### Objective
Reproduce each of the lines below without altering anything.

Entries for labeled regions
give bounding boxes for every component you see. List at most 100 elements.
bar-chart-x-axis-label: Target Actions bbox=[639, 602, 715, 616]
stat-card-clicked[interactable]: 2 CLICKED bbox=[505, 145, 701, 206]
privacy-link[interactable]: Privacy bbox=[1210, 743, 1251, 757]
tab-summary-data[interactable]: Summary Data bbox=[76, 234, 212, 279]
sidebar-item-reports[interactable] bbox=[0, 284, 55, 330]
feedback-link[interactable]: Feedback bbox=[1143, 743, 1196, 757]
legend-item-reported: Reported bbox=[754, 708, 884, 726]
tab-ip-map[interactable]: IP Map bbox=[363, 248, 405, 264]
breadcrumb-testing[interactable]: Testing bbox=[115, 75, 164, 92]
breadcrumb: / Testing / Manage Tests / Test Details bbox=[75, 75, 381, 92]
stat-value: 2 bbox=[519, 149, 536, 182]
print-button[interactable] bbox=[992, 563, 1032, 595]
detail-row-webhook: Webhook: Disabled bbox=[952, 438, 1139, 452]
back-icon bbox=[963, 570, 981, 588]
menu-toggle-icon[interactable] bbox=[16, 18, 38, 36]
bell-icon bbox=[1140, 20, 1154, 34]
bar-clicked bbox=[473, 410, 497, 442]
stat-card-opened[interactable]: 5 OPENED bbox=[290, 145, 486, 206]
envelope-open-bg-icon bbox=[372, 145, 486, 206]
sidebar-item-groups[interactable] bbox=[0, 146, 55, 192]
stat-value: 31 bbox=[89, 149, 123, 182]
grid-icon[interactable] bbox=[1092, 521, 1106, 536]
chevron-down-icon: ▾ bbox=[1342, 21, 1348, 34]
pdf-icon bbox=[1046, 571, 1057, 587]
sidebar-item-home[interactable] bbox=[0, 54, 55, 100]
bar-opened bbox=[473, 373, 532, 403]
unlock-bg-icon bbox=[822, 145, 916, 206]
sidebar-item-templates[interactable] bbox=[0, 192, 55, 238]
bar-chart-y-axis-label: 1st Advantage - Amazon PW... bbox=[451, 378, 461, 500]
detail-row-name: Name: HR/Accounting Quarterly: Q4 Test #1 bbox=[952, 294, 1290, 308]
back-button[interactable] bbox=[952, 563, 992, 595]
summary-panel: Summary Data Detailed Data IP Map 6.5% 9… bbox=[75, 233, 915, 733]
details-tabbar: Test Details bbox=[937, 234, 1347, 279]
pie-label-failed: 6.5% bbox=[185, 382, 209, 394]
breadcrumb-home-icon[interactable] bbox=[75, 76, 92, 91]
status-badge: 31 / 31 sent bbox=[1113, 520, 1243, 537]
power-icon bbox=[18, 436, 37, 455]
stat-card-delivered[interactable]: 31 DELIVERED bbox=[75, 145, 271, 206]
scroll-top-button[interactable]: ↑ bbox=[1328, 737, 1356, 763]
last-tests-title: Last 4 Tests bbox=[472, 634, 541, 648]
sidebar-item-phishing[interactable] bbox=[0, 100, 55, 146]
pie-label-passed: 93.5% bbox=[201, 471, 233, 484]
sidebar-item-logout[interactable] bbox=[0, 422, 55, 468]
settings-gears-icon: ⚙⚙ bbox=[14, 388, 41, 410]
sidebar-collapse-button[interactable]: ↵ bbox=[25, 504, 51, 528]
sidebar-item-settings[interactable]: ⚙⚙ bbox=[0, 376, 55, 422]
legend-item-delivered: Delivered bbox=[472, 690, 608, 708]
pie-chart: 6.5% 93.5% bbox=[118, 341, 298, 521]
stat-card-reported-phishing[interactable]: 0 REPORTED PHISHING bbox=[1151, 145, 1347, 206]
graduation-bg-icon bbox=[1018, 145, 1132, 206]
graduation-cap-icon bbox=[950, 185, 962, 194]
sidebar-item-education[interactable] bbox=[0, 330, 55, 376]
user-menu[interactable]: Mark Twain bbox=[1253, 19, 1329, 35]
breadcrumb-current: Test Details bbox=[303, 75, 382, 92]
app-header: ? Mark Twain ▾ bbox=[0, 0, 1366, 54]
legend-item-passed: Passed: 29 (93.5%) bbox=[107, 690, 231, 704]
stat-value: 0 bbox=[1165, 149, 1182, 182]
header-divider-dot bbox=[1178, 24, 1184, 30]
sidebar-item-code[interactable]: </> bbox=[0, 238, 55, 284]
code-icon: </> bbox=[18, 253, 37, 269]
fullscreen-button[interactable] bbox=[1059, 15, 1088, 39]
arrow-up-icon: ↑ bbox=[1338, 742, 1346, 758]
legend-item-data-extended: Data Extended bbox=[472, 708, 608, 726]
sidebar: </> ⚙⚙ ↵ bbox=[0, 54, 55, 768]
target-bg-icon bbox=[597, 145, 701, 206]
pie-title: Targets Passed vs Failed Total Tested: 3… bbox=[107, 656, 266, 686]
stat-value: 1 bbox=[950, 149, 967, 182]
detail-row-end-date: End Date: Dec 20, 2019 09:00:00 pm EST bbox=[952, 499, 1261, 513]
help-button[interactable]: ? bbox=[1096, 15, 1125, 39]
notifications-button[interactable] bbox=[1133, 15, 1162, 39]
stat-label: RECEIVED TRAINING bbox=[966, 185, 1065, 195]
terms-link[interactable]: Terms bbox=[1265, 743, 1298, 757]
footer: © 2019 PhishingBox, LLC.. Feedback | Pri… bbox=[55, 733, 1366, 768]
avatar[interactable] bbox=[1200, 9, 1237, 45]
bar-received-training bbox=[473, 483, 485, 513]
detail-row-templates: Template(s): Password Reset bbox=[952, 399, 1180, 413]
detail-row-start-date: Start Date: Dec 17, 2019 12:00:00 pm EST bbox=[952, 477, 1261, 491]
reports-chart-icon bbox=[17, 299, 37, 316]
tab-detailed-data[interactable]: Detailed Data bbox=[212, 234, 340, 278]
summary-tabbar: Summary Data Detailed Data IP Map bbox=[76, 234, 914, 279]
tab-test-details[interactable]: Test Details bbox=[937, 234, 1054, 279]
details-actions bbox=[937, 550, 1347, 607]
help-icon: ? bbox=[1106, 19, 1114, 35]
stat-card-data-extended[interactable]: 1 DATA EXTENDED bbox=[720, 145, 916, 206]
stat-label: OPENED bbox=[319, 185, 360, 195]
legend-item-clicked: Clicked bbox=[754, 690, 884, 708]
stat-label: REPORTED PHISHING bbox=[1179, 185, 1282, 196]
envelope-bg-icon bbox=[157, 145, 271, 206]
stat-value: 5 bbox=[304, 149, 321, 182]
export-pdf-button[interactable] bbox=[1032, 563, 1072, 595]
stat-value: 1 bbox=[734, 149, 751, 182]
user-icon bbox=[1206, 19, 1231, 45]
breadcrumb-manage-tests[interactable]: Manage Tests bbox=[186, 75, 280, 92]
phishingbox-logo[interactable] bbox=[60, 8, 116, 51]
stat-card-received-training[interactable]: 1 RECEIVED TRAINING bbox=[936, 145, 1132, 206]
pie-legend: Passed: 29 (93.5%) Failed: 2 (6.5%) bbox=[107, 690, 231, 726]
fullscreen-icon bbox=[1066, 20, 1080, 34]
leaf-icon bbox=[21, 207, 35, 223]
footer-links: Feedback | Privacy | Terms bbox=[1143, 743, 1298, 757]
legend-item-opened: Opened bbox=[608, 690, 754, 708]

### The output
give bounding boxes for every component you see. List at most 100 elements.
bar-chart-x-axis-label: Target Actions bbox=[639, 602, 715, 616]
stat-card-clicked[interactable]: 2 CLICKED bbox=[505, 145, 701, 206]
privacy-link[interactable]: Privacy bbox=[1210, 743, 1251, 757]
tab-summary-data[interactable]: Summary Data bbox=[76, 234, 212, 279]
sidebar-item-reports[interactable] bbox=[0, 284, 55, 330]
feedback-link[interactable]: Feedback bbox=[1143, 743, 1196, 757]
legend-item-reported: Reported bbox=[754, 708, 884, 726]
tab-ip-map[interactable]: IP Map bbox=[363, 248, 405, 264]
breadcrumb-testing[interactable]: Testing bbox=[115, 75, 164, 92]
breadcrumb: / Testing / Manage Tests / Test Details bbox=[75, 75, 381, 92]
stat-value: 2 bbox=[519, 149, 536, 182]
print-button[interactable] bbox=[992, 563, 1032, 595]
detail-row-webhook: Webhook: Disabled bbox=[952, 438, 1139, 452]
back-icon bbox=[963, 570, 981, 588]
menu-toggle-icon[interactable] bbox=[16, 18, 38, 36]
bell-icon bbox=[1140, 20, 1154, 34]
bar-clicked bbox=[473, 410, 497, 442]
stat-card-opened[interactable]: 5 OPENED bbox=[290, 145, 486, 206]
envelope-open-bg-icon bbox=[372, 145, 486, 206]
sidebar-item-groups[interactable] bbox=[0, 146, 55, 192]
stat-value: 31 bbox=[89, 149, 123, 182]
grid-icon[interactable] bbox=[1092, 521, 1106, 536]
chevron-down-icon: ▾ bbox=[1342, 21, 1348, 34]
pdf-icon bbox=[1046, 571, 1057, 587]
sidebar-item-home[interactable] bbox=[0, 54, 55, 100]
bar-opened bbox=[473, 373, 532, 403]
unlock-bg-icon bbox=[822, 145, 916, 206]
sidebar-item-templates[interactable] bbox=[0, 192, 55, 238]
bar-chart-y-axis-label: 1st Advantage - Amazon PW... bbox=[451, 378, 461, 500]
detail-row-name: Name: HR/Accounting Quarterly: Q4 Test #1 bbox=[952, 294, 1290, 308]
back-button[interactable] bbox=[952, 563, 992, 595]
summary-panel: Summary Data Detailed Data IP Map 6.5% 9… bbox=[75, 233, 915, 733]
details-tabbar: Test Details bbox=[937, 234, 1347, 279]
pie-label-failed: 6.5% bbox=[185, 382, 209, 394]
breadcrumb-home-icon[interactable] bbox=[75, 76, 92, 91]
status-badge: 31 / 31 sent bbox=[1113, 520, 1243, 537]
power-icon bbox=[18, 436, 37, 455]
stat-card-delivered[interactable]: 31 DELIVERED bbox=[75, 145, 271, 206]
scroll-top-button[interactable]: ↑ bbox=[1328, 737, 1356, 763]
last-tests-title: Last 4 Tests bbox=[472, 634, 541, 648]
sidebar-item-phishing[interactable] bbox=[0, 100, 55, 146]
pie-label-passed: 93.5% bbox=[201, 471, 233, 484]
sidebar-item-logout[interactable] bbox=[0, 422, 55, 468]
settings-gears-icon: ⚙⚙ bbox=[14, 388, 41, 410]
sidebar-collapse-button[interactable]: ↵ bbox=[25, 504, 51, 528]
sidebar-item-settings[interactable]: ⚙⚙ bbox=[0, 376, 55, 422]
legend-item-delivered: Delivered bbox=[472, 690, 608, 708]
pie-chart: 6.5% 93.5% bbox=[118, 341, 298, 521]
stat-card-reported-phishing[interactable]: 0 REPORTED PHISHING bbox=[1151, 145, 1347, 206]
graduation-bg-icon bbox=[1018, 145, 1132, 206]
graduation-cap-icon bbox=[950, 185, 962, 194]
sidebar-item-education[interactable] bbox=[0, 330, 55, 376]
user-menu[interactable]: Mark Twain bbox=[1253, 19, 1329, 35]
breadcrumb-current: Test Details bbox=[303, 75, 382, 92]
app-header: ? Mark Twain ▾ bbox=[0, 0, 1366, 54]
legend-item-passed: Passed: 29 (93.5%) bbox=[107, 690, 231, 704]
stat-value: 0 bbox=[1165, 149, 1182, 182]
header-divider-dot bbox=[1178, 24, 1184, 30]
sidebar-item-code[interactable]: </> bbox=[0, 238, 55, 284]
code-icon: </> bbox=[18, 253, 37, 269]
fullscreen-button[interactable] bbox=[1059, 15, 1088, 39]
arrow-up-icon: ↑ bbox=[1338, 742, 1346, 758]
legend-item-data-extended: Data Extended bbox=[472, 708, 608, 726]
sidebar: </> ⚙⚙ ↵ bbox=[0, 54, 55, 768]
target-bg-icon bbox=[597, 145, 701, 206]
pie-title: Targets Passed vs Failed Total Tested: 3… bbox=[107, 656, 266, 686]
stat-value: 1 bbox=[950, 149, 967, 182]
detail-row-end-date: End Date: Dec 20, 2019 09:00:00 pm EST bbox=[952, 499, 1261, 513]
help-button[interactable]: ? bbox=[1096, 15, 1125, 39]
notifications-button[interactable] bbox=[1133, 15, 1162, 39]
stat-label: RECEIVED TRAINING bbox=[966, 185, 1065, 195]
terms-link[interactable]: Terms bbox=[1265, 743, 1298, 757]
footer: © 2019 PhishingBox, LLC.. Feedback | Pri… bbox=[55, 733, 1366, 768]
avatar[interactable] bbox=[1200, 9, 1237, 45]
bar-received-training bbox=[473, 483, 485, 513]
detail-row-templates: Template(s): Password Reset bbox=[952, 399, 1180, 413]
detail-row-start-date: Start Date: Dec 17, 2019 12:00:00 pm EST bbox=[952, 477, 1261, 491]
reports-chart-icon bbox=[17, 299, 37, 316]
tab-detailed-data[interactable]: Detailed Data bbox=[212, 234, 340, 278]
summary-tabbar: Summary Data Detailed Data IP Map bbox=[76, 234, 914, 279]
tab-test-details[interactable]: Test Details bbox=[937, 234, 1054, 279]
details-actions bbox=[937, 550, 1347, 607]
help-icon: ? bbox=[1106, 19, 1114, 35]
stat-card-data-extended[interactable]: 1 DATA EXTENDED bbox=[720, 145, 916, 206]
stat-label: OPENED bbox=[319, 185, 360, 195]
legend-item-clicked: Clicked bbox=[754, 690, 884, 708]
stat-label: REPORTED PHISHING bbox=[1179, 185, 1282, 196]
envelope-bg-icon bbox=[157, 145, 271, 206]
stat-value: 5 bbox=[304, 149, 321, 182]
export-pdf-button[interactable] bbox=[1032, 563, 1072, 595]
stat-value: 1 bbox=[734, 149, 751, 182]
user-icon bbox=[1206, 19, 1231, 45]
breadcrumb-manage-tests[interactable]: Manage Tests bbox=[186, 75, 280, 92]
phishingbox-logo[interactable] bbox=[60, 8, 116, 51]
stat-card-received-training[interactable]: 1 RECEIVED TRAINING bbox=[936, 145, 1132, 206]
pie-legend: Passed: 29 (93.5%) Failed: 2 (6.5%) bbox=[107, 690, 231, 726]
fullscreen-icon bbox=[1066, 20, 1080, 34]
leaf-icon bbox=[21, 207, 35, 223]
footer-links: Feedback | Privacy | Terms bbox=[1143, 743, 1298, 757]
legend-item-opened: Opened bbox=[608, 690, 754, 708]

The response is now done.